(Dataset items)

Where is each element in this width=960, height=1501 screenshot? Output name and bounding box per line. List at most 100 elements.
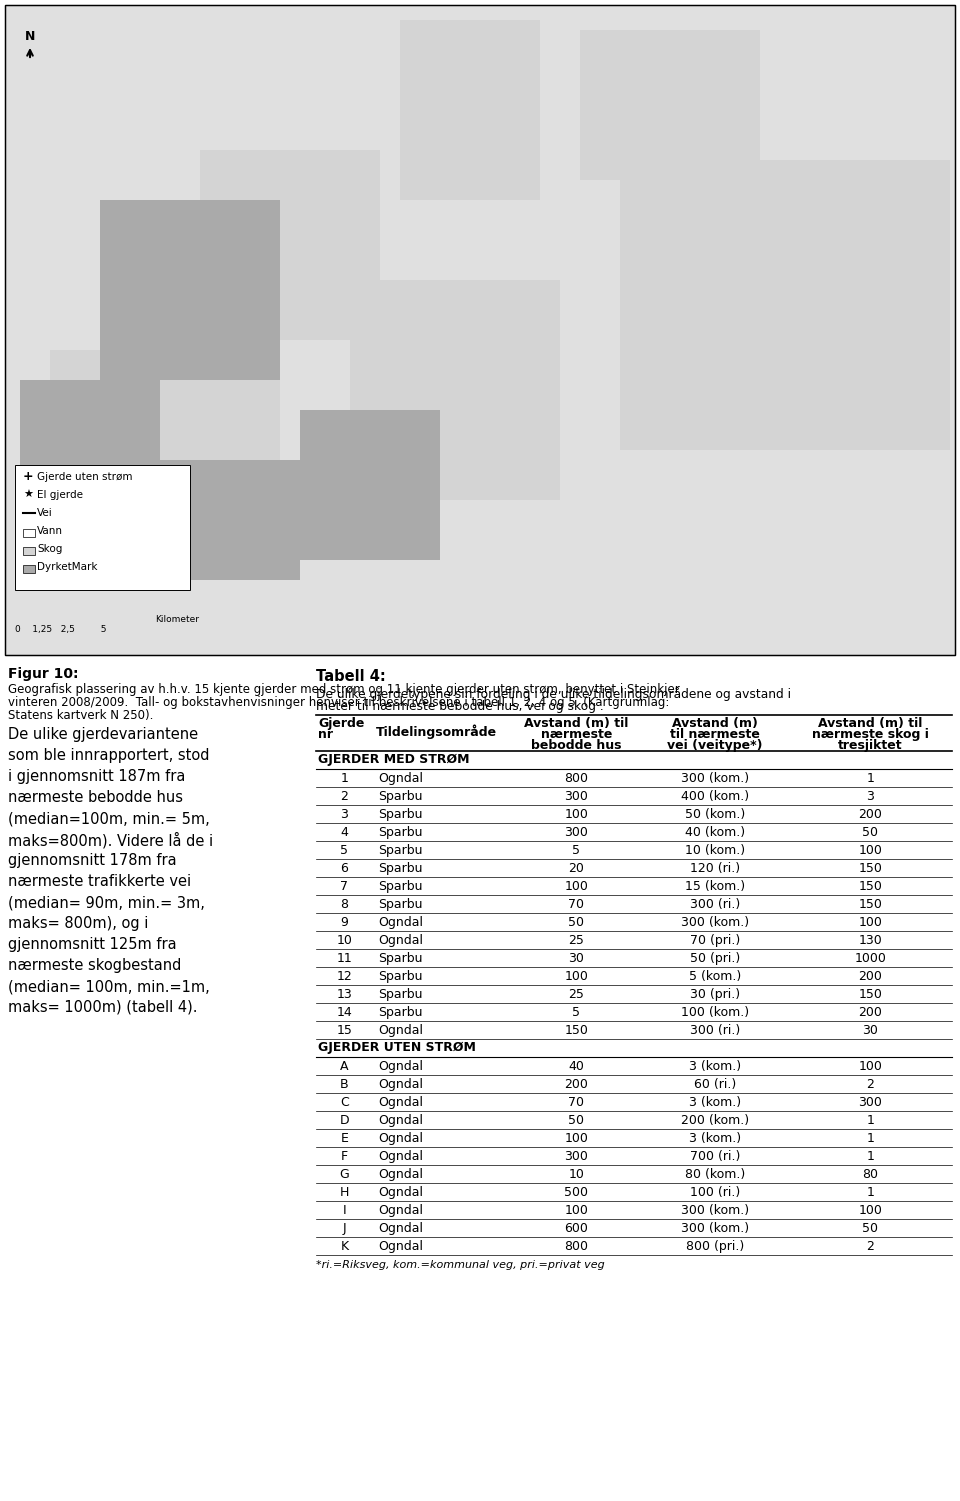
Text: 120 (ri.): 120 (ri.) — [690, 862, 740, 875]
Bar — [20, 380, 160, 540]
Text: 100: 100 — [858, 844, 882, 857]
Text: A: A — [340, 1060, 348, 1073]
Text: Ogndal: Ogndal — [378, 1114, 423, 1127]
Text: nærmeste trafikkerte vei: nærmeste trafikkerte vei — [8, 874, 191, 889]
Text: 1: 1 — [866, 1186, 875, 1199]
Text: E: E — [341, 1132, 348, 1145]
Text: 300: 300 — [858, 1096, 882, 1109]
Text: gjennomsnitt 125m fra: gjennomsnitt 125m fra — [8, 937, 177, 952]
Text: Gjerde uten strøm: Gjerde uten strøm — [37, 471, 132, 482]
Text: Sparbu: Sparbu — [378, 952, 422, 965]
Bar — [620, 161, 950, 450]
Text: Avstand (m): Avstand (m) — [672, 717, 758, 729]
Text: 400 (kom.): 400 (kom.) — [681, 790, 749, 803]
Text: 50 (kom.): 50 (kom.) — [685, 808, 745, 821]
Bar — [350, 281, 560, 500]
Text: 11: 11 — [337, 952, 352, 965]
Text: 150: 150 — [858, 988, 882, 1001]
Text: 2: 2 — [866, 1078, 875, 1091]
Text: Tabell 4:: Tabell 4: — [316, 669, 386, 684]
Text: Ogndal: Ogndal — [378, 1060, 423, 1073]
Text: 1: 1 — [866, 1114, 875, 1127]
Text: 70: 70 — [568, 1096, 585, 1109]
Text: 300: 300 — [564, 826, 588, 839]
Text: maks= 1000m) (tabell 4).: maks= 1000m) (tabell 4). — [8, 1000, 198, 1015]
Text: ★: ★ — [23, 489, 33, 500]
Text: Ogndal: Ogndal — [378, 1240, 423, 1253]
Text: 13: 13 — [337, 988, 352, 1001]
Text: 50: 50 — [862, 1222, 878, 1235]
Text: 300 (kom.): 300 (kom.) — [681, 1204, 749, 1217]
Text: 25: 25 — [568, 988, 585, 1001]
Text: 1: 1 — [866, 1132, 875, 1145]
Text: til nærmeste: til nærmeste — [670, 728, 760, 741]
Text: 40: 40 — [568, 1060, 585, 1073]
Text: 200 (kom.): 200 (kom.) — [681, 1114, 749, 1127]
Bar — [300, 410, 440, 560]
Text: Sparbu: Sparbu — [378, 790, 422, 803]
Text: 300 (kom.): 300 (kom.) — [681, 1222, 749, 1235]
Text: Ogndal: Ogndal — [378, 916, 423, 929]
Text: 60 (ri.): 60 (ri.) — [694, 1078, 736, 1091]
Text: 20: 20 — [568, 862, 585, 875]
Text: 100 (kom.): 100 (kom.) — [681, 1006, 749, 1019]
Text: vei (veitype*): vei (veitype*) — [667, 738, 763, 752]
Text: 3 (kom.): 3 (kom.) — [689, 1096, 741, 1109]
Text: 80 (kom.): 80 (kom.) — [685, 1168, 745, 1181]
Text: nr: nr — [318, 728, 333, 741]
Text: nærmeste skog i: nærmeste skog i — [812, 728, 928, 741]
Text: Avstand (m) til: Avstand (m) til — [524, 717, 629, 729]
Text: 7: 7 — [341, 880, 348, 893]
Text: 100: 100 — [564, 880, 588, 893]
Bar — [100, 200, 280, 380]
Text: 0    1,25   2,5         5: 0 1,25 2,5 5 — [15, 624, 107, 633]
Text: 300: 300 — [564, 790, 588, 803]
Bar — [15, 465, 190, 590]
Text: H: H — [340, 1186, 349, 1199]
Text: 200: 200 — [564, 1078, 588, 1091]
Text: 100 (ri.): 100 (ri.) — [690, 1186, 740, 1199]
Text: 40 (kom.): 40 (kom.) — [685, 826, 745, 839]
Text: Skog: Skog — [37, 543, 62, 554]
Text: Sparbu: Sparbu — [378, 880, 422, 893]
Text: DyrketMark: DyrketMark — [37, 561, 98, 572]
Text: +: + — [23, 470, 34, 483]
Bar — [23, 564, 35, 573]
Text: bebodde hus: bebodde hus — [531, 738, 622, 752]
Text: Vei: Vei — [37, 507, 53, 518]
Text: 300 (ri.): 300 (ri.) — [690, 1024, 740, 1037]
Text: 50 (pri.): 50 (pri.) — [690, 952, 740, 965]
Text: 70: 70 — [568, 898, 585, 911]
Text: (median= 100m, min.=1m,: (median= 100m, min.=1m, — [8, 979, 209, 994]
Text: 100: 100 — [564, 808, 588, 821]
Text: 100: 100 — [564, 970, 588, 983]
Bar — [160, 459, 300, 579]
Text: 50: 50 — [862, 826, 878, 839]
Bar — [200, 150, 380, 341]
Text: 3 (kom.): 3 (kom.) — [689, 1132, 741, 1145]
Text: Sparbu: Sparbu — [378, 844, 422, 857]
Text: Gjerde: Gjerde — [318, 717, 365, 729]
Text: 150: 150 — [564, 1024, 588, 1037]
Text: B: B — [340, 1078, 348, 1091]
Text: 300 (kom.): 300 (kom.) — [681, 772, 749, 785]
Text: 5: 5 — [572, 844, 581, 857]
Text: Ogndal: Ogndal — [378, 1132, 423, 1145]
Text: 100: 100 — [858, 1060, 882, 1073]
Text: 3: 3 — [341, 808, 348, 821]
Text: vinteren 2008/2009.  Tall- og bokstavhenvisninger henviser til beskrivelsene i t: vinteren 2008/2009. Tall- og bokstavhenv… — [8, 696, 669, 708]
Bar — [5, 5, 955, 654]
Bar — [50, 350, 280, 540]
Text: i gjennomsnitt 187m fra: i gjennomsnitt 187m fra — [8, 769, 185, 784]
Text: 15 (kom.): 15 (kom.) — [685, 880, 745, 893]
Text: 100: 100 — [858, 916, 882, 929]
Text: 800: 800 — [564, 1240, 588, 1253]
Text: D: D — [340, 1114, 349, 1127]
Text: Sparbu: Sparbu — [378, 808, 422, 821]
Text: C: C — [340, 1096, 348, 1109]
Bar — [5, 5, 955, 654]
Text: 10: 10 — [337, 934, 352, 947]
Bar — [23, 528, 35, 537]
Text: 30 (pri.): 30 (pri.) — [690, 988, 740, 1001]
Text: 12: 12 — [337, 970, 352, 983]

=== Short problem ===
Return the lines verbatim, beginning at the line containing "Text: 120 (ri.): 120" and continuing through the line containing "Bar — [300, 410, 440, 560]", with both of those lines included.

=== Task solution ===
Text: 120 (ri.): 120 (ri.) — [690, 862, 740, 875]
Bar — [20, 380, 160, 540]
Text: 100: 100 — [858, 844, 882, 857]
Text: A: A — [340, 1060, 348, 1073]
Text: Ogndal: Ogndal — [378, 1114, 423, 1127]
Text: nærmeste trafikkerte vei: nærmeste trafikkerte vei — [8, 874, 191, 889]
Text: 1: 1 — [866, 1186, 875, 1199]
Text: E: E — [341, 1132, 348, 1145]
Text: 300: 300 — [858, 1096, 882, 1109]
Text: gjennomsnitt 125m fra: gjennomsnitt 125m fra — [8, 937, 177, 952]
Text: Gjerde uten strøm: Gjerde uten strøm — [37, 471, 132, 482]
Text: Sparbu: Sparbu — [378, 952, 422, 965]
Bar — [620, 161, 950, 450]
Text: Avstand (m): Avstand (m) — [672, 717, 758, 729]
Text: 400 (kom.): 400 (kom.) — [681, 790, 749, 803]
Text: 50 (kom.): 50 (kom.) — [685, 808, 745, 821]
Bar — [350, 281, 560, 500]
Text: 11: 11 — [337, 952, 352, 965]
Text: 150: 150 — [858, 988, 882, 1001]
Text: 2: 2 — [866, 1078, 875, 1091]
Text: Tabell 4:: Tabell 4: — [316, 669, 386, 684]
Text: Ogndal: Ogndal — [378, 1060, 423, 1073]
Text: 1: 1 — [866, 1114, 875, 1127]
Text: 70: 70 — [568, 1096, 585, 1109]
Text: 300: 300 — [564, 826, 588, 839]
Text: maks= 1000m) (tabell 4).: maks= 1000m) (tabell 4). — [8, 1000, 198, 1015]
Text: ★: ★ — [23, 489, 33, 500]
Text: Ogndal: Ogndal — [378, 1240, 423, 1253]
Text: 13: 13 — [337, 988, 352, 1001]
Text: 50: 50 — [862, 1222, 878, 1235]
Text: 300 (kom.): 300 (kom.) — [681, 1204, 749, 1217]
Text: 25: 25 — [568, 988, 585, 1001]
Text: 1: 1 — [866, 1132, 875, 1145]
Text: til nærmeste: til nærmeste — [670, 728, 760, 741]
Text: 40: 40 — [568, 1060, 585, 1073]
Text: 200 (kom.): 200 (kom.) — [681, 1114, 749, 1127]
Bar — [300, 410, 440, 560]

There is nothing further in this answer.